TASK DESCRIPTION: Retype all of the listing exactly, passing over any picture you find.

EXERCISE INPUTS:
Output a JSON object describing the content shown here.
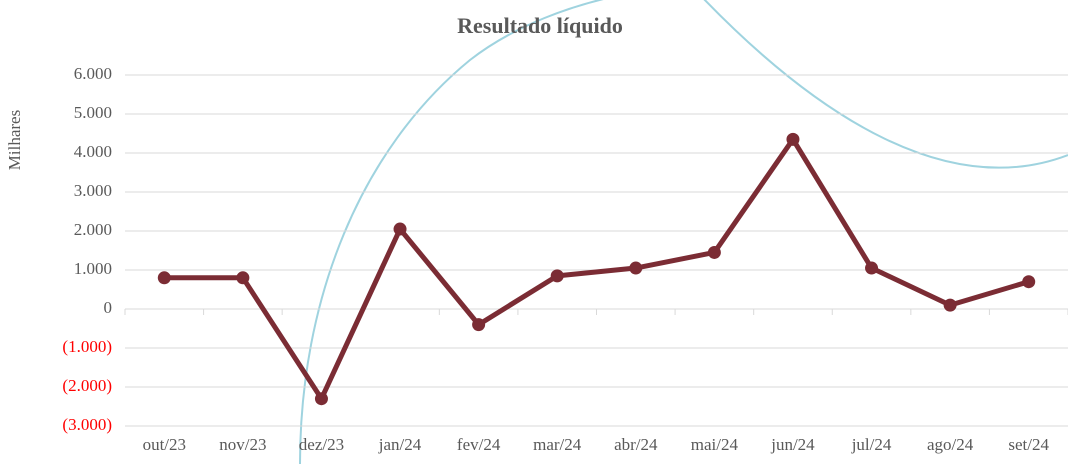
{
  "chart_data": {
    "type": "line",
    "title": "Resultado líquido",
    "y_label": "Milhares",
    "categories": [
      "out/23",
      "nov/23",
      "dez/23",
      "jan/24",
      "fev/24",
      "mar/24",
      "abr/24",
      "mai/24",
      "jun/24",
      "jul/24",
      "ago/24",
      "set/24"
    ],
    "series": [
      {
        "name": "Resultado líquido",
        "color": "#7b2c34",
        "values": [
          800,
          800,
          -2300,
          2050,
          -400,
          850,
          1050,
          1450,
          4350,
          1050,
          100,
          700
        ]
      }
    ],
    "ylim": [
      -3000,
      6000
    ],
    "yticks": [
      {
        "value": -3000,
        "label": "(3.000)"
      },
      {
        "value": -2000,
        "label": "(2.000)"
      },
      {
        "value": -1000,
        "label": "(1.000)"
      },
      0,
      {
        "value": 1000,
        "label": "1.000"
      },
      {
        "value": 2000,
        "label": "2.000"
      },
      {
        "value": 3000,
        "label": "3.000"
      },
      {
        "value": 4000,
        "label": "4.000"
      },
      {
        "value": 5000,
        "label": "5.000"
      },
      {
        "value": 6000,
        "label": "6.000"
      }
    ],
    "negative_tick_color": "#ff0000",
    "grid": true
  }
}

WRITTEN REPLY:
Output a JSON object describing the content shown here.
{
  "chart_data": {
    "type": "line",
    "title": "Resultado líquido",
    "y_label": "Milhares",
    "categories": [
      "out/23",
      "nov/23",
      "dez/23",
      "jan/24",
      "fev/24",
      "mar/24",
      "abr/24",
      "mai/24",
      "jun/24",
      "jul/24",
      "ago/24",
      "set/24"
    ],
    "series": [
      {
        "name": "Resultado líquido",
        "color": "#7b2c34",
        "values": [
          800,
          800,
          -2300,
          2050,
          -400,
          850,
          1050,
          1450,
          4350,
          1050,
          100,
          700
        ]
      }
    ],
    "ylim": [
      -3000,
      6000
    ],
    "yticks": [
      {
        "value": -3000,
        "label": "(3.000)"
      },
      {
        "value": -2000,
        "label": "(2.000)"
      },
      {
        "value": -1000,
        "label": "(1.000)"
      },
      0,
      {
        "value": 1000,
        "label": "1.000"
      },
      {
        "value": 2000,
        "label": "2.000"
      },
      {
        "value": 3000,
        "label": "3.000"
      },
      {
        "value": 4000,
        "label": "4.000"
      },
      {
        "value": 5000,
        "label": "5.000"
      },
      {
        "value": 6000,
        "label": "6.000"
      }
    ],
    "negative_tick_color": "#ff0000",
    "grid": true
  }
}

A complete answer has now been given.